| Ne isteniyor |
"section-header: Collocation 搭配推荐" ifadesini içeren satırdan "Extract all elements" ifadesini içeren satıra kadarki kesimi, iki uç satır da dahil olmak üzere, "Sıra" ve "Satır" adlı iki sütundan oluşan bir Markdown tablosu biçiminde verin. Boş satırları tabloya almayın.

| Yerleşim veri kümesi girdileri |
-=-=-

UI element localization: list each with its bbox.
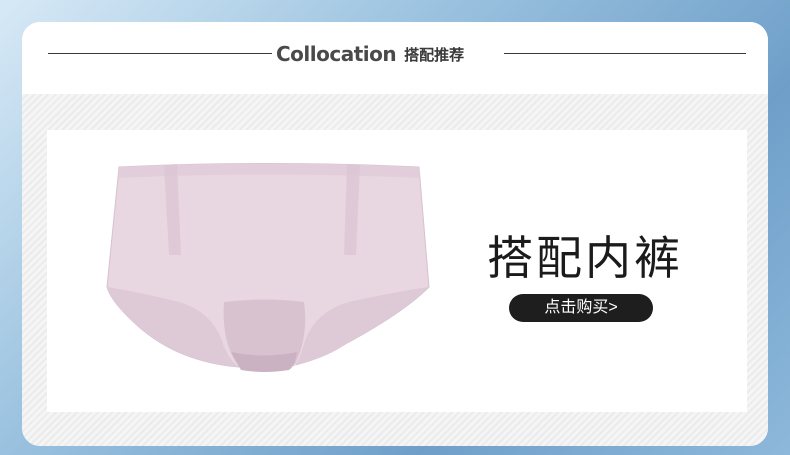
section-header: Collocation 搭配推荐 [22, 22, 768, 94]
header-divider-right [504, 53, 746, 54]
pink-briefs-image[interactable] [99, 152, 439, 382]
section-title-english: Collocation [276, 42, 397, 66]
product-title: 搭配内裤 [487, 232, 683, 284]
section-title: Collocation 搭配推荐 [276, 38, 464, 70]
section-title-chinese: 搭配推荐 [404, 46, 465, 64]
collocation-card: Collocation 搭配推荐 搭配内裤 点击购买> [22, 22, 768, 446]
product-panel: 搭配内裤 点击购买> [47, 130, 747, 412]
buy-now-button[interactable]: 点击购买> [509, 294, 653, 322]
header-divider-left [48, 53, 272, 54]
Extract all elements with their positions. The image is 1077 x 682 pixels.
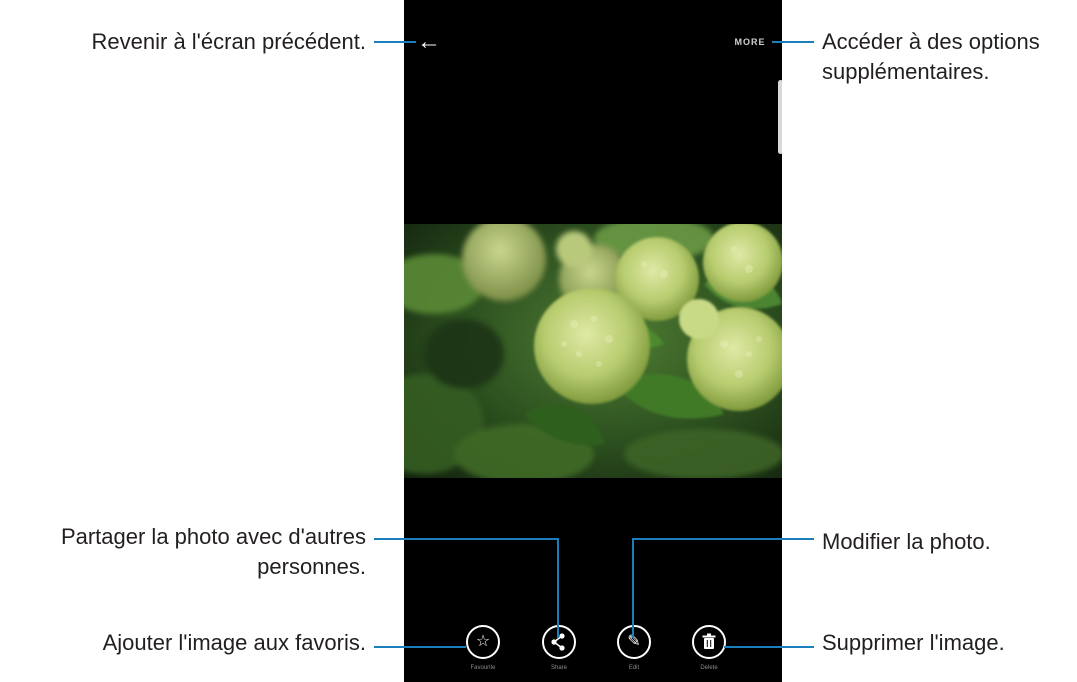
callout-edit-text: Modifier la photo. [822, 529, 991, 554]
pencil-icon: ✎ [617, 625, 651, 659]
callout-share-line2: personnes. [257, 554, 366, 579]
leader-edit-h [632, 538, 814, 540]
back-arrow-icon[interactable]: ← [414, 29, 444, 55]
callout-favorite: Ajouter l'image aux favoris. [103, 628, 366, 658]
bottom-action-bar: ☆ Favourite Share ✎ Edit Delete [404, 620, 782, 682]
favourite-button[interactable]: ☆ Favourite [459, 625, 507, 679]
callout-more-line2: supplémentaires. [822, 59, 990, 84]
leader-edit-v [632, 538, 634, 638]
callout-more-line1: Accéder à des options [822, 29, 1040, 54]
callout-edit: Modifier la photo. [822, 527, 991, 557]
leader-share-v [557, 538, 559, 638]
leader-more [772, 41, 814, 43]
callout-delete-text: Supprimer l'image. [822, 630, 1005, 655]
trash-icon [692, 625, 726, 659]
share-label: Share [550, 665, 567, 671]
hydrangea-photo [404, 224, 782, 478]
delete-label: Delete [700, 665, 718, 671]
leader-favorite [374, 646, 466, 648]
more-button[interactable]: MORE [728, 33, 772, 51]
scroll-handle[interactable] [778, 80, 782, 154]
photo-image [404, 224, 782, 478]
callout-delete: Supprimer l'image. [822, 628, 1005, 658]
favourite-label: Favourite [470, 665, 496, 671]
delete-button[interactable]: Delete [685, 625, 733, 679]
callout-back: Revenir à l'écran précédent. [92, 27, 366, 57]
phone-screen: ← MORE ☆ Favourite Share ✎ Edit Delete [404, 0, 782, 682]
callout-share: Partager la photo avec d'autres personne… [61, 522, 366, 582]
callout-more: Accéder à des options supplémentaires. [822, 27, 1040, 87]
trash-icon-glyph [702, 633, 716, 649]
edit-button[interactable]: ✎ Edit [610, 625, 658, 679]
callout-favorite-text: Ajouter l'image aux favoris. [102, 630, 366, 655]
callout-back-text: Revenir à l'écran précédent. [91, 29, 366, 54]
share-button[interactable]: Share [535, 625, 583, 679]
edit-label: Edit [628, 665, 640, 671]
leader-back [374, 41, 416, 43]
leader-share-h [374, 538, 559, 540]
share-icon [542, 625, 576, 659]
callout-share-line1: Partager la photo avec d'autres [60, 524, 366, 549]
star-icon: ☆ [466, 625, 500, 659]
leader-delete [724, 646, 814, 648]
share-icon-glyph [551, 633, 565, 651]
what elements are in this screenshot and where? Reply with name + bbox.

-=-=-

| Çıktı aşağıda |
| Sıra | Satır |
|---|---|
| 1 | section-header: Collocation 搭配推荐 [22, 22, 768, 94] |
| 2 | header-divider-right [504, 53, 746, 54] |
| 3 | pink-briefs-image[interactable] [99, 152, 439, 382] |
| 4 | section-title-english: Collocation [276, 42, 397, 66] |
| 5 | product-title: 搭配内裤 [487, 232, 683, 284] |
| 6 | section-title: Collocation 搭配推荐 [276, 38, 464, 70] |
| 7 | section-title-chinese: 搭配推荐 [404, 46, 465, 64] |
| 8 | collocation-card: Collocation 搭配推荐 搭配内裤 点击购买> [22, 22, 768, 446] |
| 9 | product-panel: 搭配内裤 点击购买> [47, 130, 747, 412] |
| 10 | buy-now-button[interactable]: 点击购买> [509, 294, 653, 322] |
| 11 | header-divider-left [48, 53, 272, 54] |
| 12 | Extract all elements with their positions. The image is 1077 x 682 pixels. |